::: INFORMATION PROVIDED

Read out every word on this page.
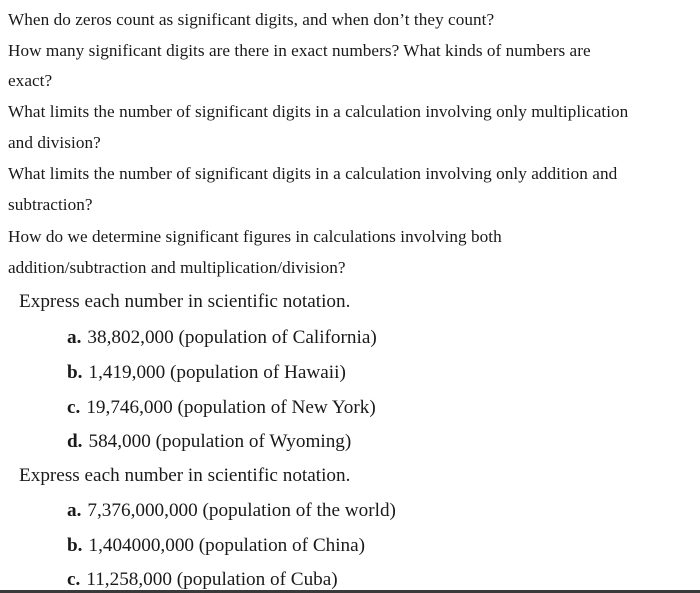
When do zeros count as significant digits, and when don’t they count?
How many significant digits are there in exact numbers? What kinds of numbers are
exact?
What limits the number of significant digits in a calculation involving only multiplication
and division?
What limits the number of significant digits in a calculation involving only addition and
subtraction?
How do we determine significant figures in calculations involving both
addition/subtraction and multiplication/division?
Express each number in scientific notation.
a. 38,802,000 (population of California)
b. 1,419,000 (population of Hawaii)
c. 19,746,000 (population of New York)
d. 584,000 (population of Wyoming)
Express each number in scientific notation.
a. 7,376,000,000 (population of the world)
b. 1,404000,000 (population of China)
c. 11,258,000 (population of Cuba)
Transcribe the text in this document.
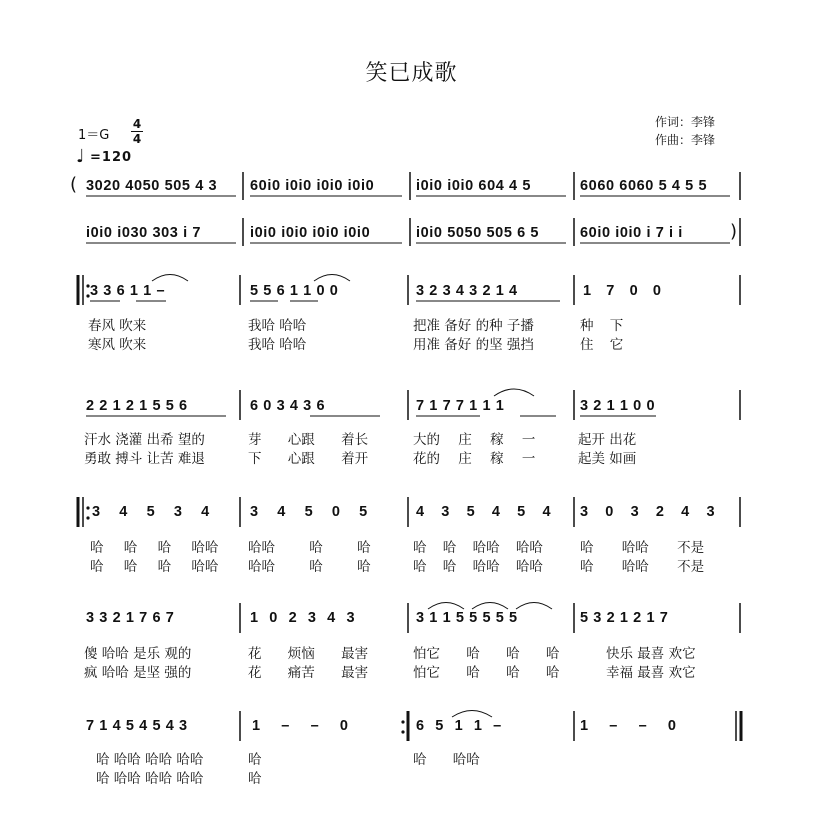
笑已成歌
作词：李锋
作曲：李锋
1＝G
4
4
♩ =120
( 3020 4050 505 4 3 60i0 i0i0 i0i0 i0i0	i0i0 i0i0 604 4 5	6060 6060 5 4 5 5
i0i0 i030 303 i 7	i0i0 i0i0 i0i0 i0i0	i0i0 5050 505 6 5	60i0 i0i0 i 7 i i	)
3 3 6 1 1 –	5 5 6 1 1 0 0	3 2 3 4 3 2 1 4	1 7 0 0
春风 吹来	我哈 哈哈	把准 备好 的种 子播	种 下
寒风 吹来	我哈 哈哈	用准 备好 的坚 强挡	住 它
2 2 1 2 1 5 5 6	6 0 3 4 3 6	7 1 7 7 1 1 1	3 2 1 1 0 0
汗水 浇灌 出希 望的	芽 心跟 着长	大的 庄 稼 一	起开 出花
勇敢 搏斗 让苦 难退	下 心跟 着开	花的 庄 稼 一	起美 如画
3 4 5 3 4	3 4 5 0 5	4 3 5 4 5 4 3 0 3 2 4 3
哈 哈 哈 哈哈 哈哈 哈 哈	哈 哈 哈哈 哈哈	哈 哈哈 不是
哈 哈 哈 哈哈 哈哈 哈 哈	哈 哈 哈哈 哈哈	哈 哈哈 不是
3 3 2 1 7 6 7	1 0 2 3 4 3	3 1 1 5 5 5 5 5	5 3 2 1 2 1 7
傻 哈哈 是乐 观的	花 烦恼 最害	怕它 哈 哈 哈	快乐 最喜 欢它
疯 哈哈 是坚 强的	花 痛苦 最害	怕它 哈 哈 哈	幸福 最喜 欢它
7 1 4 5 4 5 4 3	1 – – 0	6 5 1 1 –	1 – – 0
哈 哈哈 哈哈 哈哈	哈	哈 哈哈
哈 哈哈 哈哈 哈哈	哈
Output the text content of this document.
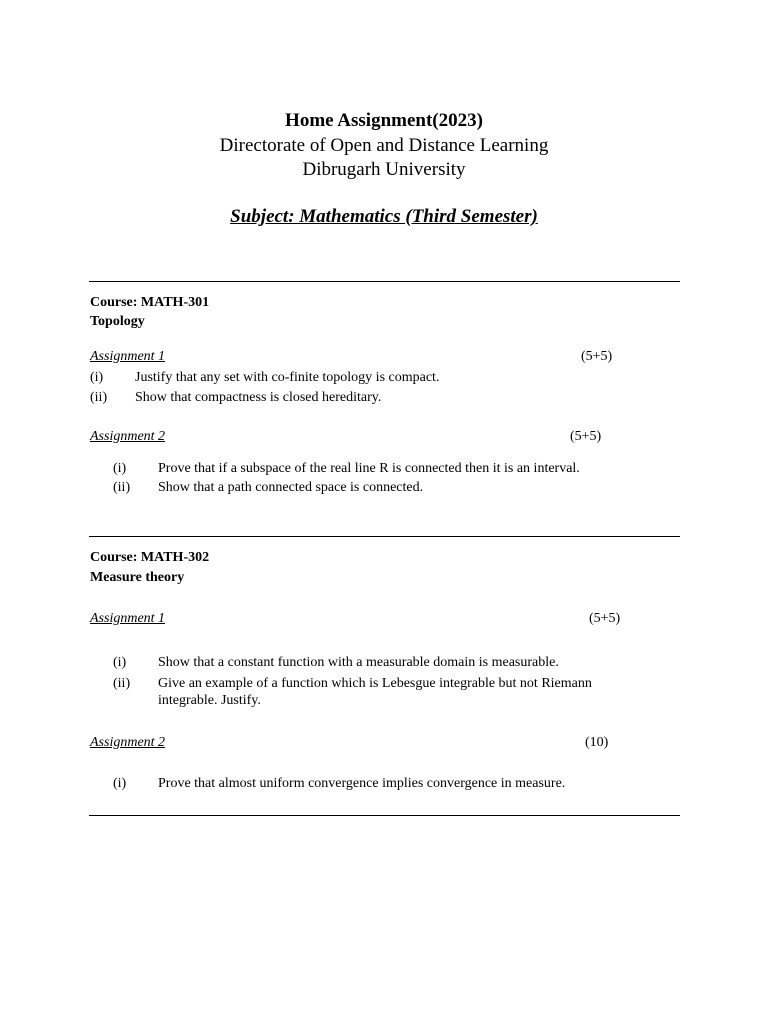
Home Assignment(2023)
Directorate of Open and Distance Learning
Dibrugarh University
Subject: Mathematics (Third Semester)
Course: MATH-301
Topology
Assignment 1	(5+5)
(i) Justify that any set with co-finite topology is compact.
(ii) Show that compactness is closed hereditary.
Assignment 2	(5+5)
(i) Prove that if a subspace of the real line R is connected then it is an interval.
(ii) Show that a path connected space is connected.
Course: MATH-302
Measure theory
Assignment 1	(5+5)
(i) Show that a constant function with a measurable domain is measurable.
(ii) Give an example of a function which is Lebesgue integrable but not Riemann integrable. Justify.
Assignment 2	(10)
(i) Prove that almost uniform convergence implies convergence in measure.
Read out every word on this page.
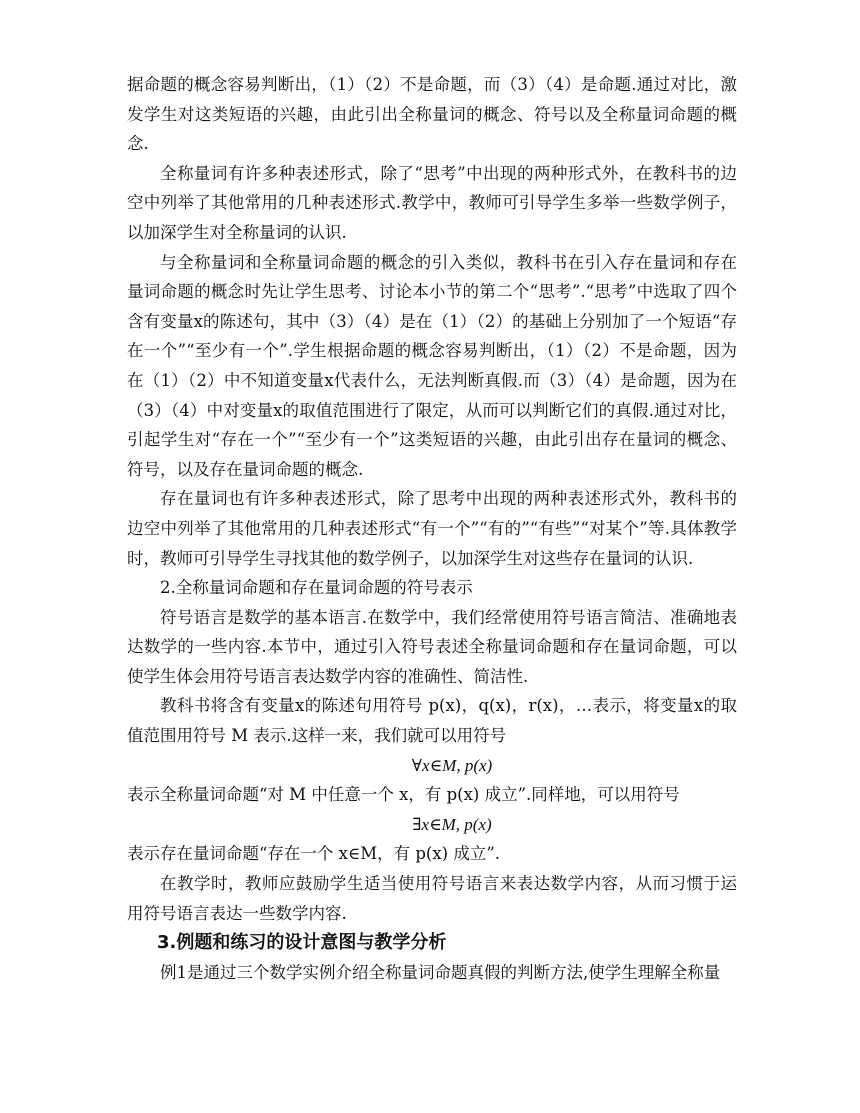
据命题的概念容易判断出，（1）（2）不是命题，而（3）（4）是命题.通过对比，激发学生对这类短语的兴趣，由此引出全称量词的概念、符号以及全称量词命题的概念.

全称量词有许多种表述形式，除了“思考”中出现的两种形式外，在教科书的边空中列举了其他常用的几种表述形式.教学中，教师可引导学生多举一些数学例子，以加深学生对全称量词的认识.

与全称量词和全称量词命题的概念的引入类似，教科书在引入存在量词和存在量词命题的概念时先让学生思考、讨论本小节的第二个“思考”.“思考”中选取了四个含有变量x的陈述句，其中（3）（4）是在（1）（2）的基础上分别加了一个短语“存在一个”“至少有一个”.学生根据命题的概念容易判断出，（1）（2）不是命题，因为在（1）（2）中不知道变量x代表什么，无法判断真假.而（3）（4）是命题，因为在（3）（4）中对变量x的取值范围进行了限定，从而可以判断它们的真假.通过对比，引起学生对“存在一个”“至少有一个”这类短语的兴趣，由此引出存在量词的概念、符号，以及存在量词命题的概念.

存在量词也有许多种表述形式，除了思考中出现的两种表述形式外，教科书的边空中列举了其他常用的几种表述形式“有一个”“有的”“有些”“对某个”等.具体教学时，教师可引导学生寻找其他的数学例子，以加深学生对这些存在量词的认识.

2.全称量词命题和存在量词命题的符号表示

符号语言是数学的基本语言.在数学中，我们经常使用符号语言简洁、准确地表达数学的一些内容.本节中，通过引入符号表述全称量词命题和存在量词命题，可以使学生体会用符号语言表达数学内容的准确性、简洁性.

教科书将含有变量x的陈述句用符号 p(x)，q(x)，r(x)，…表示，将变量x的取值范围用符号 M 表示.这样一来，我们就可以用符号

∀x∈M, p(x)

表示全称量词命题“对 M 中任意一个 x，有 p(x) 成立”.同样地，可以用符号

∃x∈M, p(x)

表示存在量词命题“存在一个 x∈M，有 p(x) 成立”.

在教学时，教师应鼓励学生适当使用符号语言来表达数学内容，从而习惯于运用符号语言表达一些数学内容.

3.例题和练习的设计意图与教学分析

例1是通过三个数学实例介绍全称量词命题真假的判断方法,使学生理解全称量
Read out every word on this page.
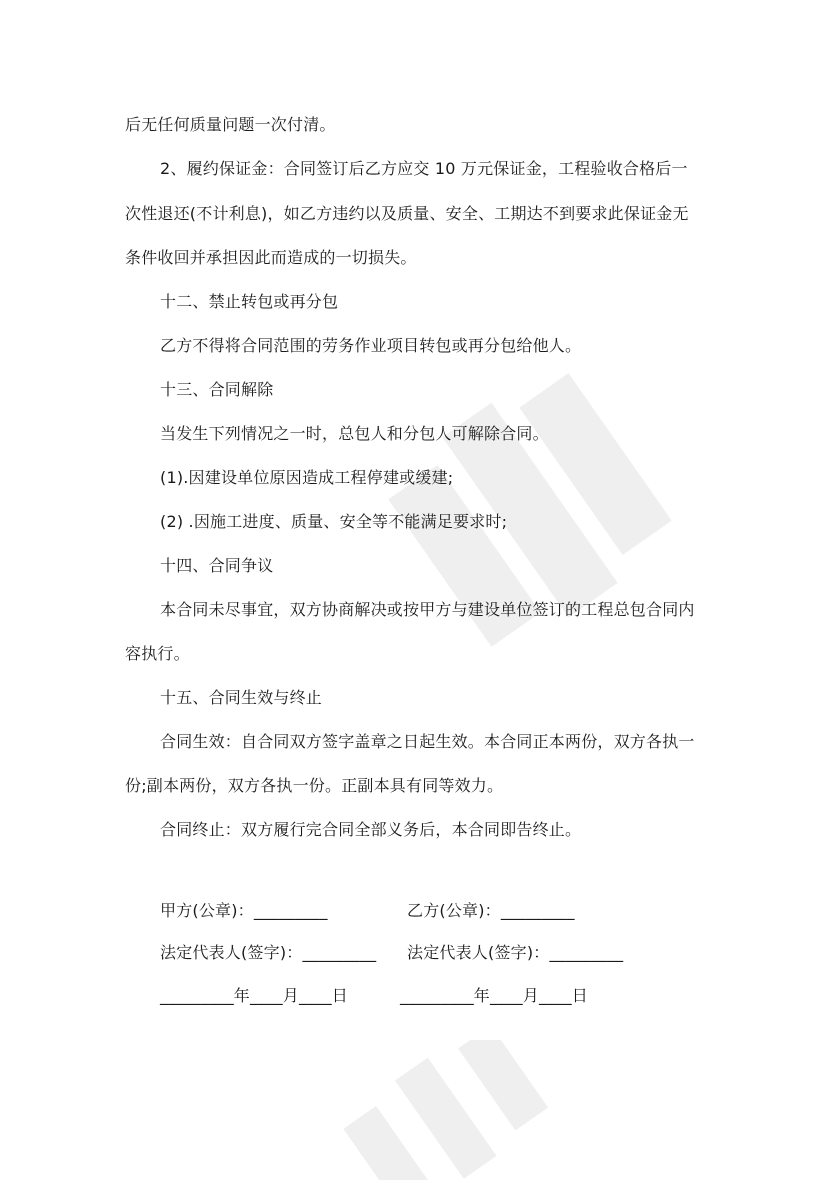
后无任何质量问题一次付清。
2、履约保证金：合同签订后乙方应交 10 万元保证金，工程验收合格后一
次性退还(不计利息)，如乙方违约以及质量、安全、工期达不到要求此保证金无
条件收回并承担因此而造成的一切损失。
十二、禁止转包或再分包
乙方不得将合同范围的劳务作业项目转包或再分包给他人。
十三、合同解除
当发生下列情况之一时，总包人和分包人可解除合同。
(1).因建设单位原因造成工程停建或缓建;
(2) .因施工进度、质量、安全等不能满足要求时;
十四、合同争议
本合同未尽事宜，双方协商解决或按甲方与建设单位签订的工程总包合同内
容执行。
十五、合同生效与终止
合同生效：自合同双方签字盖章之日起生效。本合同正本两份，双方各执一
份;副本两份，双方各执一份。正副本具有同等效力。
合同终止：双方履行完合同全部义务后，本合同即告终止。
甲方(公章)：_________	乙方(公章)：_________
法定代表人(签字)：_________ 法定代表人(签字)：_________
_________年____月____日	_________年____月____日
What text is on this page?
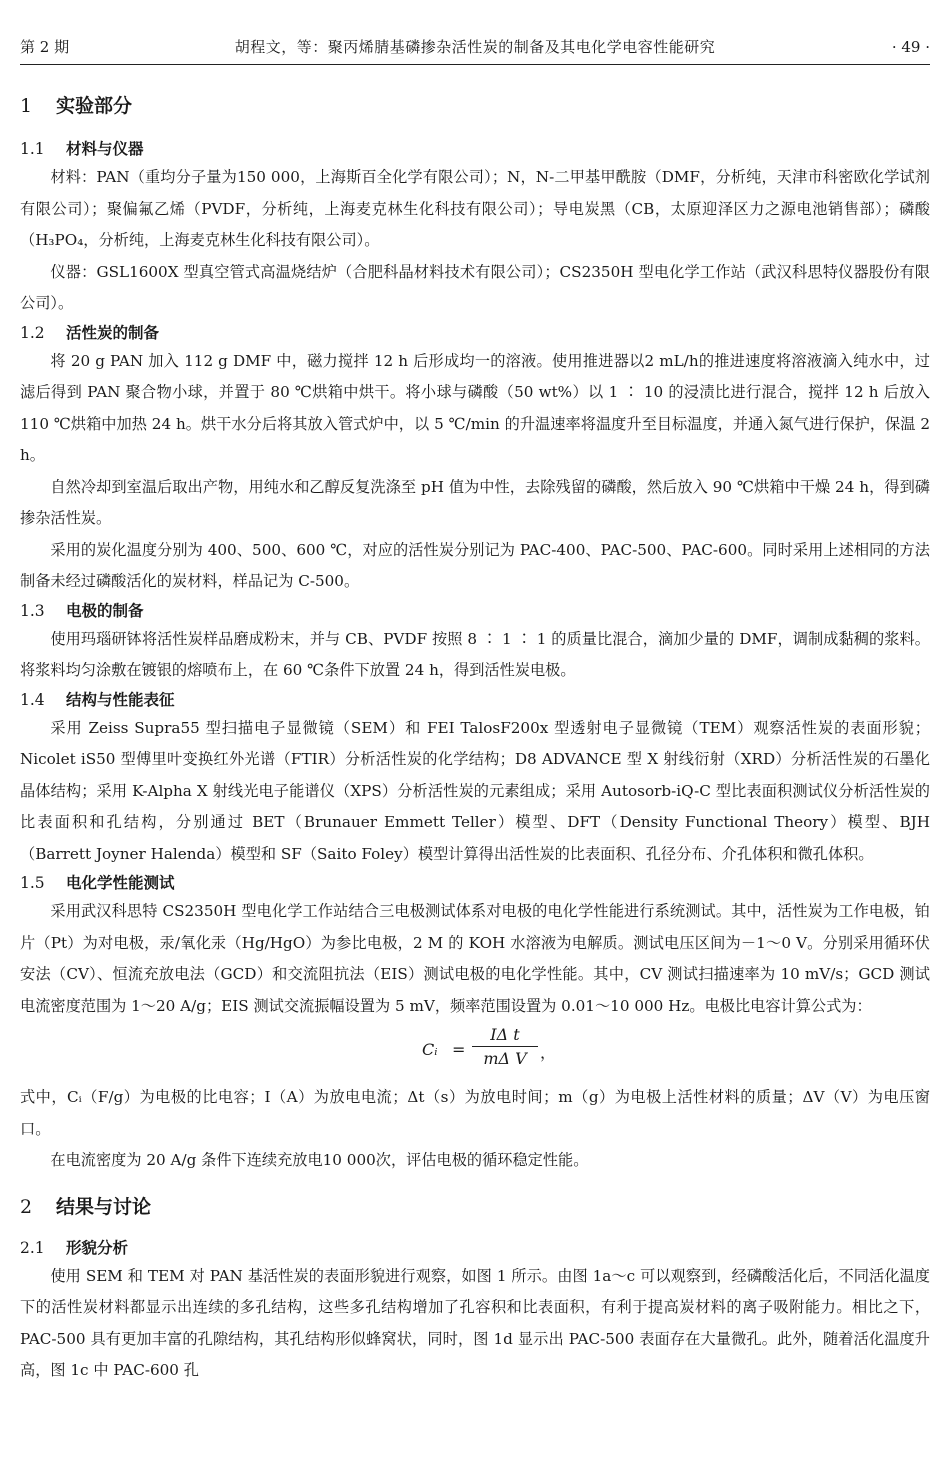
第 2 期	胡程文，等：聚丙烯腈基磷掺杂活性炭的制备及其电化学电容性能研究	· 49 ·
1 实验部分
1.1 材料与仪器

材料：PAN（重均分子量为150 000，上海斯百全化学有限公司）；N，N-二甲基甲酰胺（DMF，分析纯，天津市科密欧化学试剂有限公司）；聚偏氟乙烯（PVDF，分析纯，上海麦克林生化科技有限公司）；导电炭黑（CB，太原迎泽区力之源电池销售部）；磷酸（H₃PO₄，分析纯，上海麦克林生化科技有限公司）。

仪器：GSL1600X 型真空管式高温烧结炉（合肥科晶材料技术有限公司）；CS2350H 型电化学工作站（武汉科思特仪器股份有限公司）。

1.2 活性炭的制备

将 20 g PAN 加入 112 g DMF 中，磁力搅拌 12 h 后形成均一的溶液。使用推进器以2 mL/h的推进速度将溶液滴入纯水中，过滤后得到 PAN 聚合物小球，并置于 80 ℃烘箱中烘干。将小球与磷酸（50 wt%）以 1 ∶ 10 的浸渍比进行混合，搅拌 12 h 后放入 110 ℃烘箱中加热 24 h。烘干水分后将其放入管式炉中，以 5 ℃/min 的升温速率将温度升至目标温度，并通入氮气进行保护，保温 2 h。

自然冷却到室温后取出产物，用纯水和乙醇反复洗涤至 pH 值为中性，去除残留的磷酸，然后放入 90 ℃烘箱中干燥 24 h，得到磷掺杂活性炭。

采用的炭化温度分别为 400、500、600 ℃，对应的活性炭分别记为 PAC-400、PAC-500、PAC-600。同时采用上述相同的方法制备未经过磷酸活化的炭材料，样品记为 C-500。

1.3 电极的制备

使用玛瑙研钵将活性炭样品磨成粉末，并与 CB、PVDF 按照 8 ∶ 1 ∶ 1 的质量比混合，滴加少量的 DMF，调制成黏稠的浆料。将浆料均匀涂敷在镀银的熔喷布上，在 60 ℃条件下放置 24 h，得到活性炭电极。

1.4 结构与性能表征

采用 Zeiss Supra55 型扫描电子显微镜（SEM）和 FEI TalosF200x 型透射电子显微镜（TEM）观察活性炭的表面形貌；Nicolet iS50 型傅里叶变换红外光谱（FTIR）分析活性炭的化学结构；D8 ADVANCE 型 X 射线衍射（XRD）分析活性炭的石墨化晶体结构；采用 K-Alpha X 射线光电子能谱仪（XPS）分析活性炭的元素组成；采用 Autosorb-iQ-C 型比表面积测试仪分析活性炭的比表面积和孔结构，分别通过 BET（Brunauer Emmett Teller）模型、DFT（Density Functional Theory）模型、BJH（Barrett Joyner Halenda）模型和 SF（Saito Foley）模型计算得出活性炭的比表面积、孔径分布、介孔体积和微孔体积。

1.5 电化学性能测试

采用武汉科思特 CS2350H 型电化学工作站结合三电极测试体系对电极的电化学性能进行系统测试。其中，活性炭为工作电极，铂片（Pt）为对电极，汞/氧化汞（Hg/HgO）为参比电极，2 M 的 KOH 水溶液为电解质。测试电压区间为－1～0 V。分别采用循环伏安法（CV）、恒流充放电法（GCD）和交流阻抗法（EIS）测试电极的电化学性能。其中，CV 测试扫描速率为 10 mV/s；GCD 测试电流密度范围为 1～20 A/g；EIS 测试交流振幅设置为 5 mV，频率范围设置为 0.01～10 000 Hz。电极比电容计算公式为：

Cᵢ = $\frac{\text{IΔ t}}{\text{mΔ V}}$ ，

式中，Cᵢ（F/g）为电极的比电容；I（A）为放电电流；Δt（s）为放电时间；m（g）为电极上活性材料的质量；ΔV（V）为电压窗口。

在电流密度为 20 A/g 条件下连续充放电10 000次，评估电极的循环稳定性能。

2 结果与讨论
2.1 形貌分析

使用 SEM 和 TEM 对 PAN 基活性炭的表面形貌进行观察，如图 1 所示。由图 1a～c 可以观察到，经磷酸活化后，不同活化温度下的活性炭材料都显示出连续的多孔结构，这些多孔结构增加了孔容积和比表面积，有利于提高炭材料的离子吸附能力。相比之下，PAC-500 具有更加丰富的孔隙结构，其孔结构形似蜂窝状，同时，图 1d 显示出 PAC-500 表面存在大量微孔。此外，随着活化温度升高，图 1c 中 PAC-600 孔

::::::

→ **WORK INSTRUCTIONS**
Each line above that includes "Justify" should be shown.

→ **RESULT OF THE EXERCISE**
(i) Justify that any set with co-finite topology is compact.
(ii) Give an example of a function which is Lebesgue integrable but not Riemann integrable. Justify.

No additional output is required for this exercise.